▸ **PROVIDED DATA**
========================================
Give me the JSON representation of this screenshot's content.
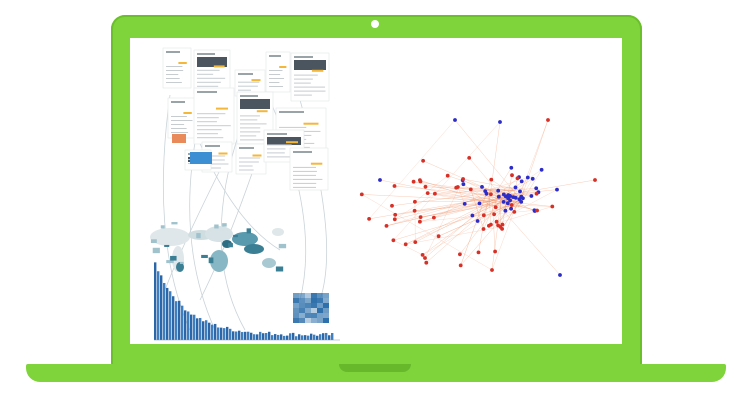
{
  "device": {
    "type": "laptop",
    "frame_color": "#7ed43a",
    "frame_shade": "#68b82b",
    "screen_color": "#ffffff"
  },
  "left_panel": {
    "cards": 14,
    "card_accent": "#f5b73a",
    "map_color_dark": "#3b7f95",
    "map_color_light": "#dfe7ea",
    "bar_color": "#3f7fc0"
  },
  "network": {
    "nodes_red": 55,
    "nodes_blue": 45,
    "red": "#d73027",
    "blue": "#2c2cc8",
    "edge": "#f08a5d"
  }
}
========================================
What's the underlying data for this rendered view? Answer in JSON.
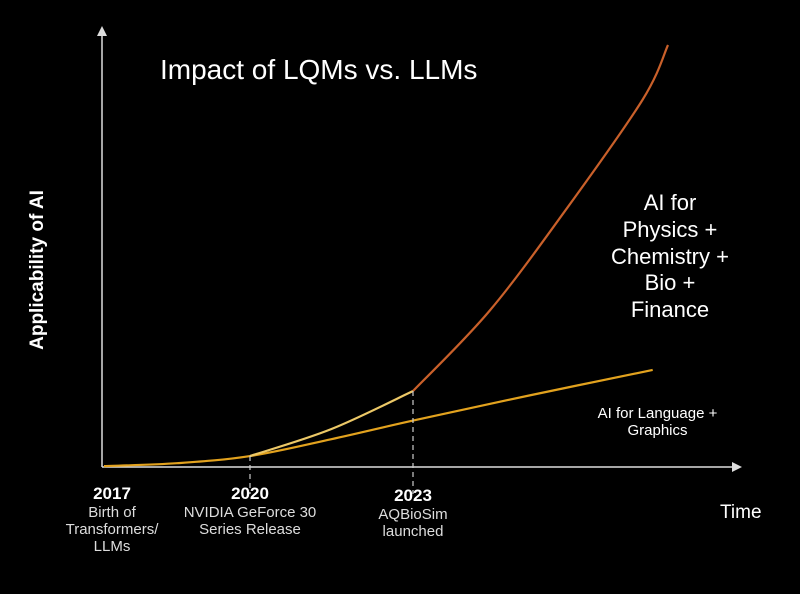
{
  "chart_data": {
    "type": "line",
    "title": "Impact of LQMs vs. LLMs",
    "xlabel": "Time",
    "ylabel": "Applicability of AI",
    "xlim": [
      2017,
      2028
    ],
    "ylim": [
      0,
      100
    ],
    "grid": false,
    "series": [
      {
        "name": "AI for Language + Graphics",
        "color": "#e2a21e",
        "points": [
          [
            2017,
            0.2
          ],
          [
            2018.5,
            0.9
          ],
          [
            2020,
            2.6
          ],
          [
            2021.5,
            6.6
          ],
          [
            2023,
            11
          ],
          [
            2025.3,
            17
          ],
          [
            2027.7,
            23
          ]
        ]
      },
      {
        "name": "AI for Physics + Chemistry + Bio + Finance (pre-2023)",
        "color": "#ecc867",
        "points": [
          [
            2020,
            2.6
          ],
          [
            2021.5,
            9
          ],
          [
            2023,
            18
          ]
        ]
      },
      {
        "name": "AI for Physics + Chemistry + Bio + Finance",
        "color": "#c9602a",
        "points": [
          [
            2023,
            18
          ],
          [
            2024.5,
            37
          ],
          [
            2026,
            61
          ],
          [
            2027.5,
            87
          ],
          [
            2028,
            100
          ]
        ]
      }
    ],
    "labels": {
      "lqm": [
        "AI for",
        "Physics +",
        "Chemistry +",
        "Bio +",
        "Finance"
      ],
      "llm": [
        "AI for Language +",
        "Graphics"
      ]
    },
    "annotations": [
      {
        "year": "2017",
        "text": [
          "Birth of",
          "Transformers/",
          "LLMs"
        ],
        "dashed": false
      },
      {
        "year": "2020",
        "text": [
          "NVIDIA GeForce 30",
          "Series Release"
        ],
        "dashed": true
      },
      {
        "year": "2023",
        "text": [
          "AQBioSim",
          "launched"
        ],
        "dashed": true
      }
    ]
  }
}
========================================
▸ **TASK TO COMPLETE**
Copy down every line of the material above that includes the string "Graphics".

▸ **RESULT OF THE EXERCISE**
        "name": "AI for Language + Graphics",
        "Graphics"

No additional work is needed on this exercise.